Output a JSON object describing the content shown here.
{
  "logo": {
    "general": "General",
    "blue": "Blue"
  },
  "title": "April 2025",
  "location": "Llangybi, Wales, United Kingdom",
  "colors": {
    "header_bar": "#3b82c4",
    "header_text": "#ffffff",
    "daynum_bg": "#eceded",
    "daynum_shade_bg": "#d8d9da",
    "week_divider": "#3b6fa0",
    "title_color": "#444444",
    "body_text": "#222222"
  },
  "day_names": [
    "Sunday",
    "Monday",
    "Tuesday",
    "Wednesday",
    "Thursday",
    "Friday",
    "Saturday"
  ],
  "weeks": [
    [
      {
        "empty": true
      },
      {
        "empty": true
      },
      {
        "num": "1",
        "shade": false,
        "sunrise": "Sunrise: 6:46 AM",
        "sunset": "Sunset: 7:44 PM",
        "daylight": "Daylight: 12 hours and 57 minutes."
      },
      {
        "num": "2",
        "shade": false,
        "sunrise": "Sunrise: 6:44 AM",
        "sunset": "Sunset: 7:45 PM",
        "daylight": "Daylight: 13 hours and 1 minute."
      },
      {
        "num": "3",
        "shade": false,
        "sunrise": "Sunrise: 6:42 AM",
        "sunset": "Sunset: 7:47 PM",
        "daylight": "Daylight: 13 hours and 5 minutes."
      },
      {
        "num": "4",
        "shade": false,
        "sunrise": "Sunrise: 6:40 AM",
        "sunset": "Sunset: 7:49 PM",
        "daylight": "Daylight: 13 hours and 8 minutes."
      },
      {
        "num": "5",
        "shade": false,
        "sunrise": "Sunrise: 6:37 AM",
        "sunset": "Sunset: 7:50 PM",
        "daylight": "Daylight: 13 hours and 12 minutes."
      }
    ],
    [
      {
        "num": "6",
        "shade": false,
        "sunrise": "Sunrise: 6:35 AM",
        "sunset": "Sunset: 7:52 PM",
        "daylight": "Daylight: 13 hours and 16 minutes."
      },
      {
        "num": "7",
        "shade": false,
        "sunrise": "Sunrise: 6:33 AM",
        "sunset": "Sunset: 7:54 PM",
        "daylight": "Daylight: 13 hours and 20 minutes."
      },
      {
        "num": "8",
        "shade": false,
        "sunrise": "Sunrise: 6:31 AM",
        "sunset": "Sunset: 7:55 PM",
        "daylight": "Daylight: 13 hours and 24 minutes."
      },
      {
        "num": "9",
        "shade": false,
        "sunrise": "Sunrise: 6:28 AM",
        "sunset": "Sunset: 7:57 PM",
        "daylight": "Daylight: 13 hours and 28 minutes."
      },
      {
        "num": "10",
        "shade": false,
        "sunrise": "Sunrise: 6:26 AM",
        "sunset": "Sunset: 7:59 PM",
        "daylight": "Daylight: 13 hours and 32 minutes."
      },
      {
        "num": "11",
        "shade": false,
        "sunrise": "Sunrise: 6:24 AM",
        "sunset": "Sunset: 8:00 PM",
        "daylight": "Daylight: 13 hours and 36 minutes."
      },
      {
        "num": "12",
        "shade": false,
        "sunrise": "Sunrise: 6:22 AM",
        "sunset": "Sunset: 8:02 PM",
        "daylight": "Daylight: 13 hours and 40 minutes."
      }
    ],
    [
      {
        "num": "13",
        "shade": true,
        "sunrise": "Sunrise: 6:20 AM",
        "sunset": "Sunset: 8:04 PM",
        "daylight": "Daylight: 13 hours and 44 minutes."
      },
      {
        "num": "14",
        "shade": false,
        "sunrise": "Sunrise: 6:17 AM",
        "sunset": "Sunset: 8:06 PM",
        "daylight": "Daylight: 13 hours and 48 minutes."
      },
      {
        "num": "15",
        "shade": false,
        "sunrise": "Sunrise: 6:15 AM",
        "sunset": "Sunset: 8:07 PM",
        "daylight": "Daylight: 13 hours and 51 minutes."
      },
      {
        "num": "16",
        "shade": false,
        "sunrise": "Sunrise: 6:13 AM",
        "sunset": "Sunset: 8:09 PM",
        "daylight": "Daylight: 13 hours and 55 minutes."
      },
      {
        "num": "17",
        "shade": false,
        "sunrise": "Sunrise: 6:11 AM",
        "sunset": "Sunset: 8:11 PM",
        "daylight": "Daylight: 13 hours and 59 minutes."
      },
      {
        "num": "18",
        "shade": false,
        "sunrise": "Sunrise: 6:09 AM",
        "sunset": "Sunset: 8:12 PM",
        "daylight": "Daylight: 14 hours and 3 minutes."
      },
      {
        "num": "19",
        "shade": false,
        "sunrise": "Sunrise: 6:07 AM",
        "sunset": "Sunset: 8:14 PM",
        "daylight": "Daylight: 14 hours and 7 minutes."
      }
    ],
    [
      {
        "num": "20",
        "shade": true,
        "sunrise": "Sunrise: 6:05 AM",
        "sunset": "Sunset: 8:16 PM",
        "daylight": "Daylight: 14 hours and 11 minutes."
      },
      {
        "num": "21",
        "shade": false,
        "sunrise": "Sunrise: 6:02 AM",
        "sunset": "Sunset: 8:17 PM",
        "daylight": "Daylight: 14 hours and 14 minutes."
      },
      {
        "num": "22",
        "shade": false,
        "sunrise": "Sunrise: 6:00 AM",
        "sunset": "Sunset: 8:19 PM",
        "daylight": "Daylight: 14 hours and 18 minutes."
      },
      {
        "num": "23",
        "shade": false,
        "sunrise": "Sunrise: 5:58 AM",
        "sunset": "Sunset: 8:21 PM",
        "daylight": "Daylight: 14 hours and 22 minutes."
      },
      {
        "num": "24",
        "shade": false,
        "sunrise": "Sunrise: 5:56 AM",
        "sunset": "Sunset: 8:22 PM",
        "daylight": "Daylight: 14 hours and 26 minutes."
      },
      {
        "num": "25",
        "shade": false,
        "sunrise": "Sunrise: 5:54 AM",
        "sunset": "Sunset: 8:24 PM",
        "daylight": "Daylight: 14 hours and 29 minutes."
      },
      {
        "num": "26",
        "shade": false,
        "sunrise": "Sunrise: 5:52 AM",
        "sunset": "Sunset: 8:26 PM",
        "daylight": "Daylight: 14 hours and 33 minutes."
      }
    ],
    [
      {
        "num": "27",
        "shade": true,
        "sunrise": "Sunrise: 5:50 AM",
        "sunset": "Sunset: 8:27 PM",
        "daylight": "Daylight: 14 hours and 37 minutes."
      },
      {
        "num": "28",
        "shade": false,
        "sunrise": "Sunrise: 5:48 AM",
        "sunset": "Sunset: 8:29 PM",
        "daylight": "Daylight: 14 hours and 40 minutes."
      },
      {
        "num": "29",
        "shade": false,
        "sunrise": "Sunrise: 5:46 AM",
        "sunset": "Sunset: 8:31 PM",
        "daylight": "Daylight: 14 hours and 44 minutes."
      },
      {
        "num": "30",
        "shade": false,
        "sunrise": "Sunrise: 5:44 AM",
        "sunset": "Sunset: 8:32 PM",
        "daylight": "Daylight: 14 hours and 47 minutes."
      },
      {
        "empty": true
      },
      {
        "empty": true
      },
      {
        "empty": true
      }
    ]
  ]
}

**Exercise instructions:** Repeat the data precisely, reproducing every entry.

**Result below:**
Output a JSON object describing the content shown here.
{
  "logo": {
    "general": "General",
    "blue": "Blue"
  },
  "title": "April 2025",
  "location": "Llangybi, Wales, United Kingdom",
  "colors": {
    "header_bar": "#3b82c4",
    "header_text": "#ffffff",
    "daynum_bg": "#eceded",
    "daynum_shade_bg": "#d8d9da",
    "week_divider": "#3b6fa0",
    "title_color": "#444444",
    "body_text": "#222222"
  },
  "day_names": [
    "Sunday",
    "Monday",
    "Tuesday",
    "Wednesday",
    "Thursday",
    "Friday",
    "Saturday"
  ],
  "weeks": [
    [
      {
        "empty": true
      },
      {
        "empty": true
      },
      {
        "num": "1",
        "shade": false,
        "sunrise": "Sunrise: 6:46 AM",
        "sunset": "Sunset: 7:44 PM",
        "daylight": "Daylight: 12 hours and 57 minutes."
      },
      {
        "num": "2",
        "shade": false,
        "sunrise": "Sunrise: 6:44 AM",
        "sunset": "Sunset: 7:45 PM",
        "daylight": "Daylight: 13 hours and 1 minute."
      },
      {
        "num": "3",
        "shade": false,
        "sunrise": "Sunrise: 6:42 AM",
        "sunset": "Sunset: 7:47 PM",
        "daylight": "Daylight: 13 hours and 5 minutes."
      },
      {
        "num": "4",
        "shade": false,
        "sunrise": "Sunrise: 6:40 AM",
        "sunset": "Sunset: 7:49 PM",
        "daylight": "Daylight: 13 hours and 8 minutes."
      },
      {
        "num": "5",
        "shade": false,
        "sunrise": "Sunrise: 6:37 AM",
        "sunset": "Sunset: 7:50 PM",
        "daylight": "Daylight: 13 hours and 12 minutes."
      }
    ],
    [
      {
        "num": "6",
        "shade": false,
        "sunrise": "Sunrise: 6:35 AM",
        "sunset": "Sunset: 7:52 PM",
        "daylight": "Daylight: 13 hours and 16 minutes."
      },
      {
        "num": "7",
        "shade": false,
        "sunrise": "Sunrise: 6:33 AM",
        "sunset": "Sunset: 7:54 PM",
        "daylight": "Daylight: 13 hours and 20 minutes."
      },
      {
        "num": "8",
        "shade": false,
        "sunrise": "Sunrise: 6:31 AM",
        "sunset": "Sunset: 7:55 PM",
        "daylight": "Daylight: 13 hours and 24 minutes."
      },
      {
        "num": "9",
        "shade": false,
        "sunrise": "Sunrise: 6:28 AM",
        "sunset": "Sunset: 7:57 PM",
        "daylight": "Daylight: 13 hours and 28 minutes."
      },
      {
        "num": "10",
        "shade": false,
        "sunrise": "Sunrise: 6:26 AM",
        "sunset": "Sunset: 7:59 PM",
        "daylight": "Daylight: 13 hours and 32 minutes."
      },
      {
        "num": "11",
        "shade": false,
        "sunrise": "Sunrise: 6:24 AM",
        "sunset": "Sunset: 8:00 PM",
        "daylight": "Daylight: 13 hours and 36 minutes."
      },
      {
        "num": "12",
        "shade": false,
        "sunrise": "Sunrise: 6:22 AM",
        "sunset": "Sunset: 8:02 PM",
        "daylight": "Daylight: 13 hours and 40 minutes."
      }
    ],
    [
      {
        "num": "13",
        "shade": true,
        "sunrise": "Sunrise: 6:20 AM",
        "sunset": "Sunset: 8:04 PM",
        "daylight": "Daylight: 13 hours and 44 minutes."
      },
      {
        "num": "14",
        "shade": false,
        "sunrise": "Sunrise: 6:17 AM",
        "sunset": "Sunset: 8:06 PM",
        "daylight": "Daylight: 13 hours and 48 minutes."
      },
      {
        "num": "15",
        "shade": false,
        "sunrise": "Sunrise: 6:15 AM",
        "sunset": "Sunset: 8:07 PM",
        "daylight": "Daylight: 13 hours and 51 minutes."
      },
      {
        "num": "16",
        "shade": false,
        "sunrise": "Sunrise: 6:13 AM",
        "sunset": "Sunset: 8:09 PM",
        "daylight": "Daylight: 13 hours and 55 minutes."
      },
      {
        "num": "17",
        "shade": false,
        "sunrise": "Sunrise: 6:11 AM",
        "sunset": "Sunset: 8:11 PM",
        "daylight": "Daylight: 13 hours and 59 minutes."
      },
      {
        "num": "18",
        "shade": false,
        "sunrise": "Sunrise: 6:09 AM",
        "sunset": "Sunset: 8:12 PM",
        "daylight": "Daylight: 14 hours and 3 minutes."
      },
      {
        "num": "19",
        "shade": false,
        "sunrise": "Sunrise: 6:07 AM",
        "sunset": "Sunset: 8:14 PM",
        "daylight": "Daylight: 14 hours and 7 minutes."
      }
    ],
    [
      {
        "num": "20",
        "shade": true,
        "sunrise": "Sunrise: 6:05 AM",
        "sunset": "Sunset: 8:16 PM",
        "daylight": "Daylight: 14 hours and 11 minutes."
      },
      {
        "num": "21",
        "shade": false,
        "sunrise": "Sunrise: 6:02 AM",
        "sunset": "Sunset: 8:17 PM",
        "daylight": "Daylight: 14 hours and 14 minutes."
      },
      {
        "num": "22",
        "shade": false,
        "sunrise": "Sunrise: 6:00 AM",
        "sunset": "Sunset: 8:19 PM",
        "daylight": "Daylight: 14 hours and 18 minutes."
      },
      {
        "num": "23",
        "shade": false,
        "sunrise": "Sunrise: 5:58 AM",
        "sunset": "Sunset: 8:21 PM",
        "daylight": "Daylight: 14 hours and 22 minutes."
      },
      {
        "num": "24",
        "shade": false,
        "sunrise": "Sunrise: 5:56 AM",
        "sunset": "Sunset: 8:22 PM",
        "daylight": "Daylight: 14 hours and 26 minutes."
      },
      {
        "num": "25",
        "shade": false,
        "sunrise": "Sunrise: 5:54 AM",
        "sunset": "Sunset: 8:24 PM",
        "daylight": "Daylight: 14 hours and 29 minutes."
      },
      {
        "num": "26",
        "shade": false,
        "sunrise": "Sunrise: 5:52 AM",
        "sunset": "Sunset: 8:26 PM",
        "daylight": "Daylight: 14 hours and 33 minutes."
      }
    ],
    [
      {
        "num": "27",
        "shade": true,
        "sunrise": "Sunrise: 5:50 AM",
        "sunset": "Sunset: 8:27 PM",
        "daylight": "Daylight: 14 hours and 37 minutes."
      },
      {
        "num": "28",
        "shade": false,
        "sunrise": "Sunrise: 5:48 AM",
        "sunset": "Sunset: 8:29 PM",
        "daylight": "Daylight: 14 hours and 40 minutes."
      },
      {
        "num": "29",
        "shade": false,
        "sunrise": "Sunrise: 5:46 AM",
        "sunset": "Sunset: 8:31 PM",
        "daylight": "Daylight: 14 hours and 44 minutes."
      },
      {
        "num": "30",
        "shade": false,
        "sunrise": "Sunrise: 5:44 AM",
        "sunset": "Sunset: 8:32 PM",
        "daylight": "Daylight: 14 hours and 47 minutes."
      },
      {
        "empty": true
      },
      {
        "empty": true
      },
      {
        "empty": true
      }
    ]
  ]
}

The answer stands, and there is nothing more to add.